The Great Brännvin Row. Before Fylgia (5).
Before Fylgia, there was another story, told by the villagers themselves. Many of my readers have asked about it, and so I decided to post it here. This is the fifth installment. Not yet fiction, it occupies a realm of its own.
In the fall of 1894, Gottfried Bergenheim, who once grew grapes in California, signed a contract with Carl Börjesson to run the Kungsäter store and inn. The initial payment was 750 crowns; 300 crowns due at the end of each year, with an additional 100 crowns should Bergenheim, like the previous innkeeper, sell brännvin.
Under Bergenheim’s management, the inn flourished. Travelers, mostly salesmen, arrived dusty and tired after long hours next to the coachmen on unforgiving wooden seats. Bergenheim himself met them at the front steps. Short and dapper, in his early thirties, he pulled his handkerchief out of his breast pocket and gave their boots and clothes a few swipes, more well-intended than effective.
Commerce at the store next door was brisk. Aromas of cinnamon, cardamom, and roasted coffee blended with smells of rubber, leather, and tar. Loaves of bread, rings of sausages, wooden clogs, skates, and carbide lamps hung from the ceiling. Bergenheim’s voice could be heard everywhere, as he ordered his assistants up and down the stairs to the cellar to restock supplies. For children hiding behind their mothers’ skirts, he rolled up sugar-candy in paper cones. He told the men to help themselves to snuff out of a large box on the counter, next to the scales, rolls of string, and a shining cash register.
But all was not well. Bergenheim surprised almost everyone when he did not apply for a license to sell brännvin. Lowering the cost of the lease did not seem to be his motive. Selling brännvin had always been lucrative business and well worth the investment. Rather, he wanted to reduce parish drunkenness, which clearly began at the inn. Others shared his concern. On a few occasions, the men at the county council had voted on whether or not the previous innkeeper should be allowed to keep his license. The votes were taken according to fyrk, which gave well-to-do men more votes than others. It was no secret that the vote count could be nudged one way or the other to bring about the desired result.
Carl Börjesson, never one to shy away from a good fight, tried to persuade Bergenheim to change his mind. The county benefited from taxes levied on the local sale of brännvin — had in fact come to depend on them. Also, not selling brännvin at the inn was thought to encourage private distilling, prohibited by law since 1860. Already there was no lack of illicit brännvin makers in the area. The most famous was probably the woman who ran a small “establishment” out of her cottage by one of the lakes, fondly referred to as Hotel du Nord. Drinking was not the only sin committed there — supposedly there was hardly a man in the parish who had not gone to see her.
What followed was a complicated series of events, described in court papers now held by archives in Gothenburg. At first, Börjesson and his followers tried to nail Bergenheim the legal way. Although Bergenheim needed a license to serve brännvin, it was his duty as an innkeeper to provide travelers with beer. He was also expected to serve beer to locals, but only with meals, a luxury most of them could not afford.

● Written problem A:
For each statement, say yes or no on whether the brännvin row installment supports it, and quote its deciding words: (i) Bergenheim's initial payment for the store and inn was 750 crowns; (ii) Bergenheim applied for a license to sell brännvin; (iii) private distilling had been prohibited by law since 1894.
● Written problem B:
Translate this sentence from the brännvin row installment into Spanish: "Carl Börjesson, never one to shy away from a good fight, tried to persuade Bergenheim to change his mind."
The records come from a separate source.

(Lines of data)
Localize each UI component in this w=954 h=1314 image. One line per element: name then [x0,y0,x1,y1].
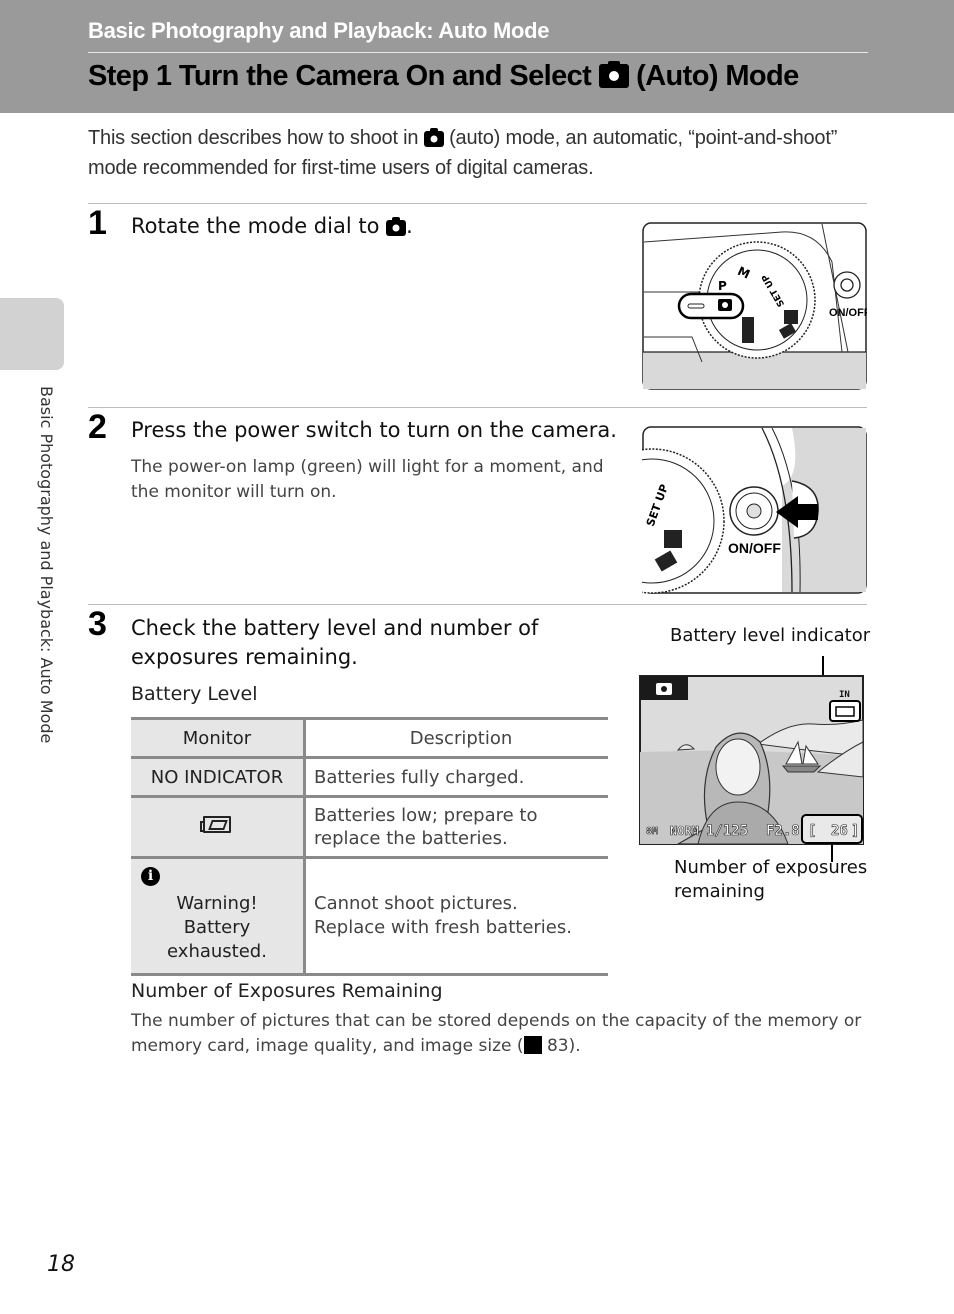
image-size-indicator: 8M [646,826,658,837]
table-row: Batteries low; prepare to replace the ba… [131,795,608,858]
exposures-remaining-value: 26 [831,823,848,839]
page-number: 18 [47,1252,75,1277]
battery-low-icon [200,815,231,833]
chapter-side-label: Basic Photography and Playback: Auto Mod… [37,386,56,744]
step-heading: Rotate the mode dial to . [131,212,413,241]
chapter-header: Basic Photography and Playback: Auto Mod… [0,0,954,113]
description-cell: Batteries low; prepare to replace the ba… [304,795,608,858]
monitor-cell: NO INDICATOR [131,756,306,797]
battery-level-title: Battery Level [131,683,258,705]
step-number: 1 [88,204,107,242]
description-cell: Cannot shoot pictures. Replace with fres… [304,856,608,976]
on-off-label: ON/OFF [728,540,781,556]
header-divider [88,52,868,53]
column-header-monitor: Monitor [131,717,306,758]
aperture-indicator: F2.8 [766,823,800,839]
step-body: The power-on lamp (green) will light for… [131,457,604,502]
step-divider [88,203,867,204]
warning-text: Warning! Battery exhausted. [167,893,267,962]
battery-level-table: Monitor Description NO INDICATOR Batteri… [131,717,608,976]
exposures-body-page: 83). [541,1036,581,1056]
svg-text:]: ] [851,823,859,839]
mode-dial-illustration: P M SET UP ON/OFF [642,222,867,390]
intro-text-before: This section describes how to shoot in [88,127,419,149]
exposures-body: The number of pictures that can be store… [131,1009,871,1059]
step-number: 2 [88,408,107,446]
column-header-description: Description [304,717,608,758]
page-reference-icon [523,1036,542,1054]
on-off-label: ON/OFF [829,307,867,319]
monitor-cell [131,795,306,858]
monitor-display-illustration: IN 8M NORM 1/125 F2.8 [ 26 ] [639,656,864,862]
description-text: Cannot shoot pictures. Replace with fres… [314,893,572,938]
exposures-body-text: The number of pictures that can be store… [131,1011,862,1056]
intro-paragraph: This section describes how to shoot in (… [88,123,878,183]
auto-mode-camera-icon [598,61,629,88]
dial-pointer [677,292,745,320]
step-heading: Check the battery level and number of ex… [131,616,539,669]
exposures-title: Number of Exposures Remaining [131,980,443,1002]
monitor-cell: i Warning! Battery exhausted. [131,856,306,976]
page-title: Step 1 Turn the Camera On and Select (Au… [88,60,799,93]
step-divider [88,604,867,605]
battery-indicator-callout: Battery level indicator [670,625,871,646]
step-number: 3 [88,605,107,643]
dial-label-p: P [718,279,727,293]
memory-indicator: IN [839,690,850,700]
chapter-tab [0,298,64,370]
dial-label-scene [742,317,754,343]
table-row: NO INDICATOR Batteries fully charged. [131,756,608,797]
auto-mode-camera-icon [423,128,444,147]
description-cell: Batteries fully charged. [304,756,608,797]
table-header-row: Monitor Description [131,717,608,758]
quality-indicator: NORM [670,824,699,838]
svg-text:[: [ [808,823,816,839]
page-title-text-before: Step 1 Turn the Camera On and Select [88,60,592,92]
page-title-text-after: (Auto) Mode [636,60,799,92]
step-divider [88,407,867,408]
warning-info-icon: i [141,867,160,886]
step-heading: Press the power switch to turn on the ca… [131,418,617,442]
battery-level-indicator [829,700,861,722]
power-switch-illustration: SET UP ON/OFF [642,426,867,594]
step-heading-period: . [406,214,413,238]
step-heading-text: Rotate the mode dial to [131,214,380,238]
shutter-indicator: 1/125 [706,823,748,839]
section-title: Basic Photography and Playback: Auto Mod… [88,18,550,43]
auto-mode-camera-icon [386,217,407,236]
table-row: i Warning! Battery exhausted. Cannot sho… [131,856,608,976]
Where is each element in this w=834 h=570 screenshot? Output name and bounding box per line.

● Task result A:
(i) Yes: "The initial payment was 750 crowns"
(ii) No: "Bergenheim surprised almost everyone when he did not apply for a license to sell brännvin."
(iii) No: "prohibited by law since 1860"

● Task result B:
Carl Börjesson, que nunca rehuía una buena pelea, intentó persuadir a Bergenheim de que cambiara de opinión.